- [Dataset extract]

=-=-=

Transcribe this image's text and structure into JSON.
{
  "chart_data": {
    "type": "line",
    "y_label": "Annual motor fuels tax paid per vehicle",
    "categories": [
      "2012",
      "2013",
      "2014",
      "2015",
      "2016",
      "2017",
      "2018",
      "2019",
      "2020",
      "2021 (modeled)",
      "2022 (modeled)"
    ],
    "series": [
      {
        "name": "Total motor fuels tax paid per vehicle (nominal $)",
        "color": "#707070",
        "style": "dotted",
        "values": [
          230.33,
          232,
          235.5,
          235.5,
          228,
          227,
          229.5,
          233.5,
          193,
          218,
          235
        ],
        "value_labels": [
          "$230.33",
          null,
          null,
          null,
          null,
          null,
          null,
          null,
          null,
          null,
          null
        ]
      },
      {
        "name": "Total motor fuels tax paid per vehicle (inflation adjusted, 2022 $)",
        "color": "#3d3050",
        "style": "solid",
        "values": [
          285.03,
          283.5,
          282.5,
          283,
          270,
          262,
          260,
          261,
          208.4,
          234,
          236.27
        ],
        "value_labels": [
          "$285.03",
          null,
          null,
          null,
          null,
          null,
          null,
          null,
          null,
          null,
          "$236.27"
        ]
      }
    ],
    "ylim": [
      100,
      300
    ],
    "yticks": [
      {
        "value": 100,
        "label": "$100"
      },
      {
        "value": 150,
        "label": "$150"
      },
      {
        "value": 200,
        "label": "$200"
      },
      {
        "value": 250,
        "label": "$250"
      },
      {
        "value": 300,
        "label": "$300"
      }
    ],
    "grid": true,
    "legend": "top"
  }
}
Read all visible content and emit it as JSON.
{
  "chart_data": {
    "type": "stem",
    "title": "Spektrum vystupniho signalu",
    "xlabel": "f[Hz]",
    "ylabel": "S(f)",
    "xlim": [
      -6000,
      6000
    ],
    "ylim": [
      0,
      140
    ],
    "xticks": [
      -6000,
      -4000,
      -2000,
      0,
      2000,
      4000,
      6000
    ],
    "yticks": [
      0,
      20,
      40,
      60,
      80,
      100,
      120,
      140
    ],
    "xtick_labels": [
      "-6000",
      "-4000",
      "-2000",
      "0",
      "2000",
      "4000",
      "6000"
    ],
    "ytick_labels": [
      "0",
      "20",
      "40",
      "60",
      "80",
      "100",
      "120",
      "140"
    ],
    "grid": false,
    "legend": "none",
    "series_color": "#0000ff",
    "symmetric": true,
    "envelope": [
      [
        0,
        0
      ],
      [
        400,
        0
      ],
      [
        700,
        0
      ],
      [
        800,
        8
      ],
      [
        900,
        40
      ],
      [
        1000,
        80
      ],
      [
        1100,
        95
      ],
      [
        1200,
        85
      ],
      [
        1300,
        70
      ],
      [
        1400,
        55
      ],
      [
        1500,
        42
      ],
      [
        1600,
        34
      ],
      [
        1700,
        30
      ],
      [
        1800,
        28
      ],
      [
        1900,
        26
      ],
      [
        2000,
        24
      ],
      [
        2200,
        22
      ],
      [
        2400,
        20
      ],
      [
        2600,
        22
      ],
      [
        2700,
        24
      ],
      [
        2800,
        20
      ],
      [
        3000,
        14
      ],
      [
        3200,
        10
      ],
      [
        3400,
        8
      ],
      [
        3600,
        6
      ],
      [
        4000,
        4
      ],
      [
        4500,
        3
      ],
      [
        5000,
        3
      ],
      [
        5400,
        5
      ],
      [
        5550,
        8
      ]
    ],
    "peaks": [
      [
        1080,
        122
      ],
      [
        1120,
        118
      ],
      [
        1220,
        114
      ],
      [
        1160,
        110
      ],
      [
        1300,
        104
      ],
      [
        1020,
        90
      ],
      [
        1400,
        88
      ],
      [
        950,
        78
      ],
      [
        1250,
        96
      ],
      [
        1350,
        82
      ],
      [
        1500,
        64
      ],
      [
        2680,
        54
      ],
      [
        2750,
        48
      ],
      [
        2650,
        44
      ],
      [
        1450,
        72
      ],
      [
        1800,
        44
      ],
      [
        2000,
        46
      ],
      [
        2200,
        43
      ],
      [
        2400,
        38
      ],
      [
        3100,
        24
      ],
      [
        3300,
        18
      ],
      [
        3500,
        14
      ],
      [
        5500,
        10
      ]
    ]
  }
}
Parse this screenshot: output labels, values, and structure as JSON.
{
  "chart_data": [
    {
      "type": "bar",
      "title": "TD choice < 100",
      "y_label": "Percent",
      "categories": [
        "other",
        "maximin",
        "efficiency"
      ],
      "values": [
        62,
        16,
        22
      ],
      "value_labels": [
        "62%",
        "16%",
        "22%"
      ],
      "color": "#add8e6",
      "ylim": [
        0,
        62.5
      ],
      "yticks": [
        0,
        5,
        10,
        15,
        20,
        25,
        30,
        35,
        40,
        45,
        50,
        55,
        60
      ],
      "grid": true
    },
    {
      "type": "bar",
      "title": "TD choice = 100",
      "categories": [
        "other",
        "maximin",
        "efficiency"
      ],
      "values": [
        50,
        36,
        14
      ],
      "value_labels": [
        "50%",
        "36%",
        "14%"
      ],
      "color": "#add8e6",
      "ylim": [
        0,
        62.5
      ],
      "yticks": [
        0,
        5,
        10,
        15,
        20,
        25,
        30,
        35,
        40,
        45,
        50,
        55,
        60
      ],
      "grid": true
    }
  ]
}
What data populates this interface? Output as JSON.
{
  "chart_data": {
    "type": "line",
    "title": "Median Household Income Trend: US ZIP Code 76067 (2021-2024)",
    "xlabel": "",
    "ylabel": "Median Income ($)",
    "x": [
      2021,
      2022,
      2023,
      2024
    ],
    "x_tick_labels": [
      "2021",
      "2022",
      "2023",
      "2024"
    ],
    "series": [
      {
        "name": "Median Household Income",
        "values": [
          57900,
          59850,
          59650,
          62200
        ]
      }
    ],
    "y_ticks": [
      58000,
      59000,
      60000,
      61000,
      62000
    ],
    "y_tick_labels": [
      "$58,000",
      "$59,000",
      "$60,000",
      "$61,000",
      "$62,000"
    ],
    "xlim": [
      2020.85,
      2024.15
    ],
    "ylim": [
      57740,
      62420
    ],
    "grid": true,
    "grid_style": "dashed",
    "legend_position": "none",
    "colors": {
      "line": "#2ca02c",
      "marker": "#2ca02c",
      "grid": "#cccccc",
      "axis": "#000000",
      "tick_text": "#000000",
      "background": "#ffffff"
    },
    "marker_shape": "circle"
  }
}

=-=-=

- [Directions for this task]
Restate every entry word for word.

- [Written solution]
Transcribe this image's text and structure into JSON.
{
  "chart_data": {
    "type": "line",
    "y_label": "Annual motor fuels tax paid per vehicle",
    "categories": [
      "2012",
      "2013",
      "2014",
      "2015",
      "2016",
      "2017",
      "2018",
      "2019",
      "2020",
      "2021 (modeled)",
      "2022 (modeled)"
    ],
    "series": [
      {
        "name": "Total motor fuels tax paid per vehicle (nominal $)",
        "color": "#707070",
        "style": "dotted",
        "values": [
          230.33,
          232,
          235.5,
          235.5,
          228,
          227,
          229.5,
          233.5,
          193,
          218,
          235
        ],
        "value_labels": [
          "$230.33",
          null,
          null,
          null,
          null,
          null,
          null,
          null,
          null,
          null,
          null
        ]
      },
      {
        "name": "Total motor fuels tax paid per vehicle (inflation adjusted, 2022 $)",
        "color": "#3d3050",
        "style": "solid",
        "values": [
          285.03,
          283.5,
          282.5,
          283,
          270,
          262,
          260,
          261,
          208.4,
          234,
          236.27
        ],
        "value_labels": [
          "$285.03",
          null,
          null,
          null,
          null,
          null,
          null,
          null,
          null,
          null,
          "$236.27"
        ]
      }
    ],
    "ylim": [
      100,
      300
    ],
    "yticks": [
      {
        "value": 100,
        "label": "$100"
      },
      {
        "value": 150,
        "label": "$150"
      },
      {
        "value": 200,
        "label": "$200"
      },
      {
        "value": 250,
        "label": "$250"
      },
      {
        "value": 300,
        "label": "$300"
      }
    ],
    "grid": true,
    "legend": "top"
  }
}
Read all visible content and emit it as JSON.
{
  "chart_data": {
    "type": "stem",
    "title": "Spektrum vystupniho signalu",
    "xlabel": "f[Hz]",
    "ylabel": "S(f)",
    "xlim": [
      -6000,
      6000
    ],
    "ylim": [
      0,
      140
    ],
    "xticks": [
      -6000,
      -4000,
      -2000,
      0,
      2000,
      4000,
      6000
    ],
    "yticks": [
      0,
      20,
      40,
      60,
      80,
      100,
      120,
      140
    ],
    "xtick_labels": [
      "-6000",
      "-4000",
      "-2000",
      "0",
      "2000",
      "4000",
      "6000"
    ],
    "ytick_labels": [
      "0",
      "20",
      "40",
      "60",
      "80",
      "100",
      "120",
      "140"
    ],
    "grid": false,
    "legend": "none",
    "series_color": "#0000ff",
    "symmetric": true,
    "envelope": [
      [
        0,
        0
      ],
      [
        400,
        0
      ],
      [
        700,
        0
      ],
      [
        800,
        8
      ],
      [
        900,
        40
      ],
      [
        1000,
        80
      ],
      [
        1100,
        95
      ],
      [
        1200,
        85
      ],
      [
        1300,
        70
      ],
      [
        1400,
        55
      ],
      [
        1500,
        42
      ],
      [
        1600,
        34
      ],
      [
        1700,
        30
      ],
      [
        1800,
        28
      ],
      [
        1900,
        26
      ],
      [
        2000,
        24
      ],
      [
        2200,
        22
      ],
      [
        2400,
        20
      ],
      [
        2600,
        22
      ],
      [
        2700,
        24
      ],
      [
        2800,
        20
      ],
      [
        3000,
        14
      ],
      [
        3200,
        10
      ],
      [
        3400,
        8
      ],
      [
        3600,
        6
      ],
      [
        4000,
        4
      ],
      [
        4500,
        3
      ],
      [
        5000,
        3
      ],
      [
        5400,
        5
      ],
      [
        5550,
        8
      ]
    ],
    "peaks": [
      [
        1080,
        122
      ],
      [
        1120,
        118
      ],
      [
        1220,
        114
      ],
      [
        1160,
        110
      ],
      [
        1300,
        104
      ],
      [
        1020,
        90
      ],
      [
        1400,
        88
      ],
      [
        950,
        78
      ],
      [
        1250,
        96
      ],
      [
        1350,
        82
      ],
      [
        1500,
        64
      ],
      [
        2680,
        54
      ],
      [
        2750,
        48
      ],
      [
        2650,
        44
      ],
      [
        1450,
        72
      ],
      [
        1800,
        44
      ],
      [
        2000,
        46
      ],
      [
        2200,
        43
      ],
      [
        2400,
        38
      ],
      [
        3100,
        24
      ],
      [
        3300,
        18
      ],
      [
        3500,
        14
      ],
      [
        5500,
        10
      ]
    ]
  }
}
Parse this screenshot: output labels, values, and structure as JSON.
{
  "chart_data": [
    {
      "type": "bar",
      "title": "TD choice < 100",
      "y_label": "Percent",
      "categories": [
        "other",
        "maximin",
        "efficiency"
      ],
      "values": [
        62,
        16,
        22
      ],
      "value_labels": [
        "62%",
        "16%",
        "22%"
      ],
      "color": "#add8e6",
      "ylim": [
        0,
        62.5
      ],
      "yticks": [
        0,
        5,
        10,
        15,
        20,
        25,
        30,
        35,
        40,
        45,
        50,
        55,
        60
      ],
      "grid": true
    },
    {
      "type": "bar",
      "title": "TD choice = 100",
      "categories": [
        "other",
        "maximin",
        "efficiency"
      ],
      "values": [
        50,
        36,
        14
      ],
      "value_labels": [
        "50%",
        "36%",
        "14%"
      ],
      "color": "#add8e6",
      "ylim": [
        0,
        62.5
      ],
      "yticks": [
        0,
        5,
        10,
        15,
        20,
        25,
        30,
        35,
        40,
        45,
        50,
        55,
        60
      ],
      "grid": true
    }
  ]
}
What data populates this interface? Output as JSON.
{
  "chart_data": {
    "type": "line",
    "title": "Median Household Income Trend: US ZIP Code 76067 (2021-2024)",
    "xlabel": "",
    "ylabel": "Median Income ($)",
    "x": [
      2021,
      2022,
      2023,
      2024
    ],
    "x_tick_labels": [
      "2021",
      "2022",
      "2023",
      "2024"
    ],
    "series": [
      {
        "name": "Median Household Income",
        "values": [
          57900,
          59850,
          59650,
          62200
        ]
      }
    ],
    "y_ticks": [
      58000,
      59000,
      60000,
      61000,
      62000
    ],
    "y_tick_labels": [
      "$58,000",
      "$59,000",
      "$60,000",
      "$61,000",
      "$62,000"
    ],
    "xlim": [
      2020.85,
      2024.15
    ],
    "ylim": [
      57740,
      62420
    ],
    "grid": true,
    "grid_style": "dashed",
    "legend_position": "none",
    "colors": {
      "line": "#2ca02c",
      "marker": "#2ca02c",
      "grid": "#cccccc",
      "axis": "#000000",
      "tick_text": "#000000",
      "background": "#ffffff"
    },
    "marker_shape": "circle"
  }
}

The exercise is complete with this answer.